Aim -> Print every entry word for word, but omit the pictures.

● ● ● ● ● ● ●

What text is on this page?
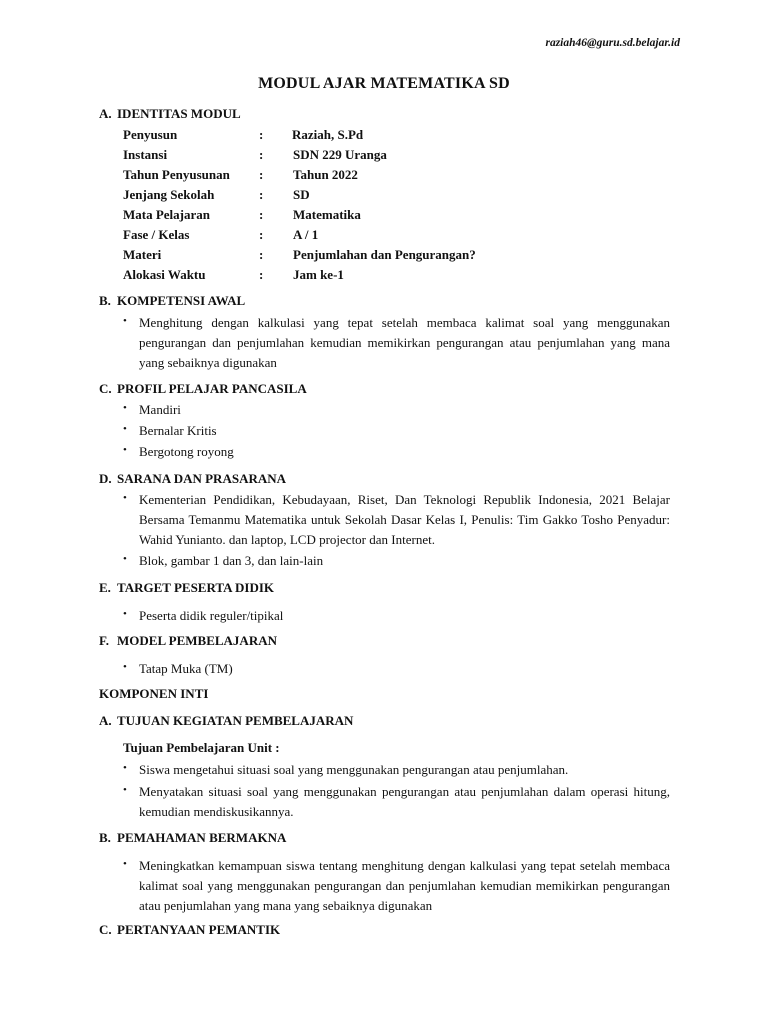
raziah46@guru.sd.belajar.id
MODUL AJAR MATEMATIKA SD
A. IDENTITAS MODUL
Penyusun	: Raziah, S.Pd
Instansi	: SDN 229 Uranga
Tahun Penyusunan : Tahun 2022
Jenjang Sekolah	: SD
Mata Pelajaran	: Matematika
Fase / Kelas	: A / 1
Materi	: Penjumlahan dan Pengurangan?
Alokasi Waktu	: Jam ke-1
B. KOMPETENSI AWAL
• Menghitung dengan kalkulasi yang tepat setelah membaca kalimat soal yang menggunakan pengurangan dan penjumlahan kemudian memikirkan pengurangan atau penjumlahan yang mana yang sebaiknya digunakan
C. PROFIL PELAJAR PANCASILA
• Mandiri
• Bernalar Kritis
• Bergotong royong
D. SARANA DAN PRASARANA
• Kementerian Pendidikan, Kebudayaan, Riset, Dan Teknologi Republik Indonesia, 2021 Belajar Bersama Temanmu Matematika untuk Sekolah Dasar Kelas I, Penulis: Tim Gakko Tosho Penyadur: Wahid Yunianto. dan laptop, LCD projector dan Internet.
• Blok, gambar 1 dan 3, dan lain-lain
E. TARGET PESERTA DIDIK
• Peserta didik reguler/tipikal
F. MODEL PEMBELAJARAN
• Tatap Muka (TM)
KOMPONEN INTI
A. TUJUAN KEGIATAN PEMBELAJARAN
Tujuan Pembelajaran Unit :
• Siswa mengetahui situasi soal yang menggunakan pengurangan atau penjumlahan.
• Menyatakan situasi soal yang menggunakan pengurangan atau penjumlahan dalam operasi hitung, kemudian mendiskusikannya.
B. PEMAHAMAN BERMAKNA
• Meningkatkan kemampuan siswa tentang menghitung dengan kalkulasi yang tepat setelah membaca kalimat soal yang menggunakan pengurangan dan penjumlahan kemudian memikirkan pengurangan atau penjumlahan yang mana yang sebaiknya digunakan
C. PERTANYAAN PEMANTIK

● ● ● ● ● ● ●

Finished task ->
What text is on this page?
raziah46@guru.sd.belajar.id
MODUL AJAR MATEMATIKA SD
A. IDENTITAS MODUL
Penyusun	: Raziah, S.Pd
Instansi	: SDN 229 Uranga
Tahun Penyusunan : Tahun 2022
Jenjang Sekolah	: SD
Mata Pelajaran	: Matematika
Fase / Kelas	: A / 1
Materi	: Penjumlahan dan Pengurangan?
Alokasi Waktu	: Jam ke-1
B. KOMPETENSI AWAL
• Menghitung dengan kalkulasi yang tepat setelah membaca kalimat soal yang menggunakan pengurangan dan penjumlahan kemudian memikirkan pengurangan atau penjumlahan yang mana yang sebaiknya digunakan
C. PROFIL PELAJAR PANCASILA
• Mandiri
• Bernalar Kritis
• Bergotong royong
D. SARANA DAN PRASARANA
• Kementerian Pendidikan, Kebudayaan, Riset, Dan Teknologi Republik Indonesia, 2021 Belajar Bersama Temanmu Matematika untuk Sekolah Dasar Kelas I, Penulis: Tim Gakko Tosho Penyadur: Wahid Yunianto. dan laptop, LCD projector dan Internet.
• Blok, gambar 1 dan 3, dan lain-lain
E. TARGET PESERTA DIDIK
• Peserta didik reguler/tipikal
F. MODEL PEMBELAJARAN
• Tatap Muka (TM)
KOMPONEN INTI
A. TUJUAN KEGIATAN PEMBELAJARAN
Tujuan Pembelajaran Unit :
• Siswa mengetahui situasi soal yang menggunakan pengurangan atau penjumlahan.
• Menyatakan situasi soal yang menggunakan pengurangan atau penjumlahan dalam operasi hitung, kemudian mendiskusikannya.
B. PEMAHAMAN BERMAKNA
• Meningkatkan kemampuan siswa tentang menghitung dengan kalkulasi yang tepat setelah membaca kalimat soal yang menggunakan pengurangan dan penjumlahan kemudian memikirkan pengurangan atau penjumlahan yang mana yang sebaiknya digunakan
C. PERTANYAAN PEMANTIK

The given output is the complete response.